# TO DO
Please write out all the data that follows exactly, without the pictures.

(Figure collection entries)
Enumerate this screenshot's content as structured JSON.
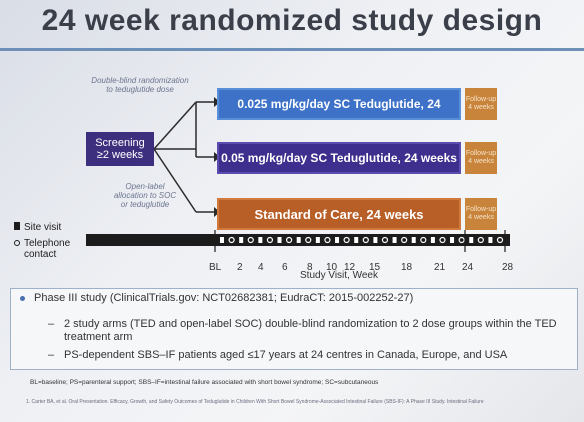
{
  "title": "24 week randomized study design",
  "screening": {
    "line1": "Screening",
    "line2": "≥2 weeks"
  },
  "notes": {
    "double_blind": [
      "Double-blind randomization",
      "to teduglutide dose"
    ],
    "open_label": [
      "Open-label",
      "allocation to SOC",
      "or teduglutide"
    ]
  },
  "arms": [
    {
      "label": "0.025 mg/kg/day SC Teduglutide, 24",
      "color": "#3d72c8"
    },
    {
      "label": "0.05 mg/kg/day SC Teduglutide, 24 weeks",
      "color": "#3e2f8e"
    },
    {
      "label": "Standard of Care, 24 weeks",
      "color": "#b85f28"
    }
  ],
  "followup": {
    "line1": "Follow-up",
    "line2": "4 weeks"
  },
  "legend": {
    "site_visit": "Site visit",
    "telephone": "Telephone",
    "telephone2": "contact"
  },
  "timeline": {
    "ticks": [
      "BL",
      "2",
      "4",
      "6",
      "8",
      "10",
      "12",
      "15",
      "18",
      "21",
      "24",
      "28"
    ],
    "xlabel": "Study Visit, Week"
  },
  "bullets": {
    "main": "Phase III study (ClinicalTrials.gov: NCT02682381; EudraCT: 2015-002252-27)",
    "sub1": "2 study arms (TED and open-label SOC) double-blind randomization to 2 dose groups within the TED treatment arm",
    "sub2": "PS-dependent SBS–IF patients aged ≤17 years at 24 centres in Canada, Europe, and USA"
  },
  "footnote": "BL=baseline; PS=parenteral support; SBS–IF=intestinal failure associated with short bowel syndrome; SC=subcutaneous",
  "citation": "1. Carter BA, et al. Oral Presentation. Efficacy, Growth, and Safety Outcomes of Teduglutide in Children With Short Bowel Syndrome-Associated Intestinal Failure (SBS-IF): A Phase III Study. Intestinal Failure"
}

# RESULT FOR THIS TASK
Enumerate this screenshot's content as structured JSON.
{
  "title": "24 week randomized study design",
  "screening": {
    "line1": "Screening",
    "line2": "≥2 weeks"
  },
  "notes": {
    "double_blind": [
      "Double-blind randomization",
      "to teduglutide dose"
    ],
    "open_label": [
      "Open-label",
      "allocation to SOC",
      "or teduglutide"
    ]
  },
  "arms": [
    {
      "label": "0.025 mg/kg/day SC Teduglutide, 24",
      "color": "#3d72c8"
    },
    {
      "label": "0.05 mg/kg/day SC Teduglutide, 24 weeks",
      "color": "#3e2f8e"
    },
    {
      "label": "Standard of Care, 24 weeks",
      "color": "#b85f28"
    }
  ],
  "followup": {
    "line1": "Follow-up",
    "line2": "4 weeks"
  },
  "legend": {
    "site_visit": "Site visit",
    "telephone": "Telephone",
    "telephone2": "contact"
  },
  "timeline": {
    "ticks": [
      "BL",
      "2",
      "4",
      "6",
      "8",
      "10",
      "12",
      "15",
      "18",
      "21",
      "24",
      "28"
    ],
    "xlabel": "Study Visit, Week"
  },
  "bullets": {
    "main": "Phase III study (ClinicalTrials.gov: NCT02682381; EudraCT: 2015-002252-27)",
    "sub1": "2 study arms (TED and open-label SOC) double-blind randomization to 2 dose groups within the TED treatment arm",
    "sub2": "PS-dependent SBS–IF patients aged ≤17 years at 24 centres in Canada, Europe, and USA"
  },
  "footnote": "BL=baseline; PS=parenteral support; SBS–IF=intestinal failure associated with short bowel syndrome; SC=subcutaneous",
  "citation": "1. Carter BA, et al. Oral Presentation. Efficacy, Growth, and Safety Outcomes of Teduglutide in Children With Short Bowel Syndrome-Associated Intestinal Failure (SBS-IF): A Phase III Study. Intestinal Failure"
}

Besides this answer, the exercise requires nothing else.